Task item A: From the work-life balance post, return the passage starting at "A few years" and ending at "bit of conviction.".
Task item B: Decide whether each statement agrees with the work-life balance post. Answer yes or no for each, quoting the words of the post that decide it. (i) At a job interview, the writer was asked about hobbies. (ii) The writer's husband regards shopping as a skill. (iii) The interviewer collected antiquities.
Task item C: According to the work-life balance post, what kind of career was the writer prepared to explain wanting at the job interview?

Page extract:
+ + +
Work-life balance is hard. If you are passionate about your work, and your work involves long hours, life and death situations, and tight deadlines, how do you fit life part of work-life balance in? And, as much as you love your family, if you have a working spouse and kids with schedules about as full as full time jobs (and that’s only after school), how do you have a life outside of work and family?
I will confess, I have no idea what the answer to those two questions is. I am trying, as many of the posts on this blog might suggest, but truthfully I feel pretty clueless. I am in awe of those friends and colleagues who spend quality time with their family, set age group records in triathlons, take a ton of in-house call, get a decent amount of federal funding, and then take on a hobby or two. They knit, they golf, they collect stamps. I have honed no such skills or interests (unless you can count shopping as skill but my husband calls it a bad habit for which I need an intervention).
A few years ago at a job interview I was asked what my hobbies were. I had prepared and prepared to be drilled on why I wanted an academic career as a trauma surgeon and how I was going to achieve my academic goals in a modern medical environment. I was ready to talk about my growing family. (Nothing like asking for extra time between back to back to back interviews with senior male surgeons so that you can, ummm, pump breast milk.) But I was literally catatonic when it came describing my hobbies. It didn’t help that the person interviewing me was a nanogenarian who avidly road his bike for miles daily and was an antiquities collector. “Ummmm, I guess my kids are my hobby,” I said without the least bit of conviction.
+ + +
Page segmentation data
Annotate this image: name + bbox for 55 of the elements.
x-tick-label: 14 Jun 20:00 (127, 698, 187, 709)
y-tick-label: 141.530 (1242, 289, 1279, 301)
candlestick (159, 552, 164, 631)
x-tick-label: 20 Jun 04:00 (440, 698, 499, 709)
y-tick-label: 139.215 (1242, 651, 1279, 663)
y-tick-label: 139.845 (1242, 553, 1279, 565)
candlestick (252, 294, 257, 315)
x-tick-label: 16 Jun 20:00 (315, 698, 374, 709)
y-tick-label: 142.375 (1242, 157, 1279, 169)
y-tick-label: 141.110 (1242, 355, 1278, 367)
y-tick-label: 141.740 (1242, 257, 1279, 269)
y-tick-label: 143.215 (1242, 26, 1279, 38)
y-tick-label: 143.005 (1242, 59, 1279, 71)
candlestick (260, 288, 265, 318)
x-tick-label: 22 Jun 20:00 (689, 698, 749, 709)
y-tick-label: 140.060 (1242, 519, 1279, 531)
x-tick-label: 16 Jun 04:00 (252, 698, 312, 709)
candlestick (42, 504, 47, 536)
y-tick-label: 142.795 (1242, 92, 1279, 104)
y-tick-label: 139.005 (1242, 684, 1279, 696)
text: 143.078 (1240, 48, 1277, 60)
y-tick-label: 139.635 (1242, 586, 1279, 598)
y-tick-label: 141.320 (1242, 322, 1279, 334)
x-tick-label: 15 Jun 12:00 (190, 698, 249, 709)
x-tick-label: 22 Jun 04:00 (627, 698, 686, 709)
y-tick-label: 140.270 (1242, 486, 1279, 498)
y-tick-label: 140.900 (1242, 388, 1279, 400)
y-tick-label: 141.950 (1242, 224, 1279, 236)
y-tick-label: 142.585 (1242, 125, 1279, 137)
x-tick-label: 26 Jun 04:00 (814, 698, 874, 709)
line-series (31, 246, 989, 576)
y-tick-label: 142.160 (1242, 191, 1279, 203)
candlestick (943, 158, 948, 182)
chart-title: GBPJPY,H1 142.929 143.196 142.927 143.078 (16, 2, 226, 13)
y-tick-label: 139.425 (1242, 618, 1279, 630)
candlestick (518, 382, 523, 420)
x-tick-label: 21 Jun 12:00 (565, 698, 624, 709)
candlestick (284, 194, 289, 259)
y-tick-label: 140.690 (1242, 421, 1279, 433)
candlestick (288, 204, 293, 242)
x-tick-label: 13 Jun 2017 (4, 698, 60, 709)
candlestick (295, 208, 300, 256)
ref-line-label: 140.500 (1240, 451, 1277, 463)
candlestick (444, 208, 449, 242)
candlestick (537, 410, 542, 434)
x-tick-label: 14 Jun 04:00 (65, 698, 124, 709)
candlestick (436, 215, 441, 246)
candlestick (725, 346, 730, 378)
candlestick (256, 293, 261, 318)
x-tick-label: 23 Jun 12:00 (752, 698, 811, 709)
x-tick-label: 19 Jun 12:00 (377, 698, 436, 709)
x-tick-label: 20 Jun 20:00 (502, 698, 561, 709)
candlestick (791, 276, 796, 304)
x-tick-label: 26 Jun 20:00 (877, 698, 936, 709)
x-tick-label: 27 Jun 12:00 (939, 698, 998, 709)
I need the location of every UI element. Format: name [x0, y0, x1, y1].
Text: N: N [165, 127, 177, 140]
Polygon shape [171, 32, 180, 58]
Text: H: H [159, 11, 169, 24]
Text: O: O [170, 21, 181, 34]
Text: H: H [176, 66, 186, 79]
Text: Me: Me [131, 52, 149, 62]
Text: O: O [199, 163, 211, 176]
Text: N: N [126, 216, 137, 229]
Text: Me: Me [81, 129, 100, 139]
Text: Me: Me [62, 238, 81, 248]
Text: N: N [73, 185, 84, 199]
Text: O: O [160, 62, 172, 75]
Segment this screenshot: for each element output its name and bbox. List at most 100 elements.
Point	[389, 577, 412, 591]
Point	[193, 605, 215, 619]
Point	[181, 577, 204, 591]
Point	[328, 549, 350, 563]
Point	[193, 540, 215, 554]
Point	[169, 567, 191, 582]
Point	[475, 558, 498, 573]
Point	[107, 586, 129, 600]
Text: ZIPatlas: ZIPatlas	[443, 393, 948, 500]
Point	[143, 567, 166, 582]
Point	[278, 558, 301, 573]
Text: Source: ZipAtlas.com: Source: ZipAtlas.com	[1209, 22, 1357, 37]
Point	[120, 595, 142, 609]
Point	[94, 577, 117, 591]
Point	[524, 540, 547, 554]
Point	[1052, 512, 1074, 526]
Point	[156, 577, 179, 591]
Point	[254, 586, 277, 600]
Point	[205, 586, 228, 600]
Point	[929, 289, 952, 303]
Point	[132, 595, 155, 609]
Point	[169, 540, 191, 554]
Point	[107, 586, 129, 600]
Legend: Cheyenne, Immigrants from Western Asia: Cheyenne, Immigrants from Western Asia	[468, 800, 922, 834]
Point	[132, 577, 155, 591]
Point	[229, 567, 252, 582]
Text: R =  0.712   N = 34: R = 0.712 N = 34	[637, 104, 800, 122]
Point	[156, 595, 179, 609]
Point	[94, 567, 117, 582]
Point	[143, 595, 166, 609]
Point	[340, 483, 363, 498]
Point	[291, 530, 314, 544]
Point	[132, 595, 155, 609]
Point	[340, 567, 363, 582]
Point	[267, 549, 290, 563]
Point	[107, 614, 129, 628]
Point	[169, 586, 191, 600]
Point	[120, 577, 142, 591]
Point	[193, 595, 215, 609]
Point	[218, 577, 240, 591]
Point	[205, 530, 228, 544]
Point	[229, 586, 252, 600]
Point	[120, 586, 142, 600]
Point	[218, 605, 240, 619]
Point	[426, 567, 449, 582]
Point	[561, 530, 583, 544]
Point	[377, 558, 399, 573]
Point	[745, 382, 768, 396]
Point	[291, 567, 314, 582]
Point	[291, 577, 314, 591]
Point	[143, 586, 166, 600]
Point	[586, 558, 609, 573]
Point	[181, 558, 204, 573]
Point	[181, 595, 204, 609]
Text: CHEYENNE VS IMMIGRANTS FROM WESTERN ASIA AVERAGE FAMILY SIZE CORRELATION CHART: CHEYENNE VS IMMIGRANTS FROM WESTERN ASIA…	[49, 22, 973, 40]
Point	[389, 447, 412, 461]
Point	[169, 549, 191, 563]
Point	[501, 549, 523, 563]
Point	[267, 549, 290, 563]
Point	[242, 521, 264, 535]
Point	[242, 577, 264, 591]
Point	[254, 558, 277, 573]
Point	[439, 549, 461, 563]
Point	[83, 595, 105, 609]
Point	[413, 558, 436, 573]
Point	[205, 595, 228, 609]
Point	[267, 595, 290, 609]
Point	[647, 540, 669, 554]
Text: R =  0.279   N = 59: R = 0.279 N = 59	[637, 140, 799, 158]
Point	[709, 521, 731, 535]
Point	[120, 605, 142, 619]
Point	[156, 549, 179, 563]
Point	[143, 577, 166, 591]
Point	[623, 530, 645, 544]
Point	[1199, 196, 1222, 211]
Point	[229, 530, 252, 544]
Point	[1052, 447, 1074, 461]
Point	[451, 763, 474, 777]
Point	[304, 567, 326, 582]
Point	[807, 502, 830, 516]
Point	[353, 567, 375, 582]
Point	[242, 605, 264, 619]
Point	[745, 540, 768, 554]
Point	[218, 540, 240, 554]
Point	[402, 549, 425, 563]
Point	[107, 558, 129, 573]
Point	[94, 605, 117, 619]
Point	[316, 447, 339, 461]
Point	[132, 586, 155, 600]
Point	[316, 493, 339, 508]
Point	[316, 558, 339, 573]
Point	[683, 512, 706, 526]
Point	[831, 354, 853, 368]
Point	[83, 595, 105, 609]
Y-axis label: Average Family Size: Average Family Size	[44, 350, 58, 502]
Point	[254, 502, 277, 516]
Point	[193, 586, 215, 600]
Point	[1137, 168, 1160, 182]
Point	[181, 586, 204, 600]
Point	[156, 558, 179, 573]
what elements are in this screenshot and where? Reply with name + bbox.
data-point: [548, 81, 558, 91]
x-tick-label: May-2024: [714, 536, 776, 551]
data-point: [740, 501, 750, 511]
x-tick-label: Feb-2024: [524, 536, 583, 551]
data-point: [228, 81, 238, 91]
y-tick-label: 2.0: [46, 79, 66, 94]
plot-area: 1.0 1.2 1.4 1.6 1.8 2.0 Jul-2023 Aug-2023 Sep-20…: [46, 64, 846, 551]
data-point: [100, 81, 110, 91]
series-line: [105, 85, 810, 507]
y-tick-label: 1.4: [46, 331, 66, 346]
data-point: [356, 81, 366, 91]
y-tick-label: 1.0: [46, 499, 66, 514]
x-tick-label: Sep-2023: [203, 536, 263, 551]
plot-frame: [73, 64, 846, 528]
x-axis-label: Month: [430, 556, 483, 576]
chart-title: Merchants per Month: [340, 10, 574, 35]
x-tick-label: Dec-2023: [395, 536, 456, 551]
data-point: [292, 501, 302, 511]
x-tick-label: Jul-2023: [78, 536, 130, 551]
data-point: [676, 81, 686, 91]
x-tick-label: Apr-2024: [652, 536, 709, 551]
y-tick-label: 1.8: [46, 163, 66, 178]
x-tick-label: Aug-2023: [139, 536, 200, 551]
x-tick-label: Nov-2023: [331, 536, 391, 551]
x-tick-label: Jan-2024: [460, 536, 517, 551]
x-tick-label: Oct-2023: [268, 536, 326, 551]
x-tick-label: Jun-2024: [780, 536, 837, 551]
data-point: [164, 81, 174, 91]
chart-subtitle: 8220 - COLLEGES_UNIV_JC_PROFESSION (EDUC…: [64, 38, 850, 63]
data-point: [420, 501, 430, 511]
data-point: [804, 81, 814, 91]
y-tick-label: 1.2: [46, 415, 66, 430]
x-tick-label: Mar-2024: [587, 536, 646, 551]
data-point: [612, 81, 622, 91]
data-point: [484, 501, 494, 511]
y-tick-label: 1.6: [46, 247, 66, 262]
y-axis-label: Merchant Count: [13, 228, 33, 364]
+ + +
Response A:
A few years ago at a job interview I was asked what my hobbies were. I had prepared and prepared to be drilled on why I wanted an academic career as a trauma surgeon and how I was going to achieve my academic goals in a modern medical environment. I was ready to talk about my growing family. (Nothing like asking for extra time between back to back to back interviews with senior male surgeons so that you can, ummm, pump breast milk.) But I was literally catatonic when it came describing my hobbies. It didn’t help that the person interviewing me was a nanogenarian who avidly road his bike for miles daily and was an antiquities collector. “Ummmm, I guess my kids are my hobby,” I said without the least bit of conviction.

Response B:
(i) Yes: "A few years ago at a job interview I was asked what my hobbies were."
(ii) No: "my husband calls it a bad habit for which I need an intervention"
(iii) Yes: "was an antiquities collector"

Response C: An academic career as a trauma surgeon.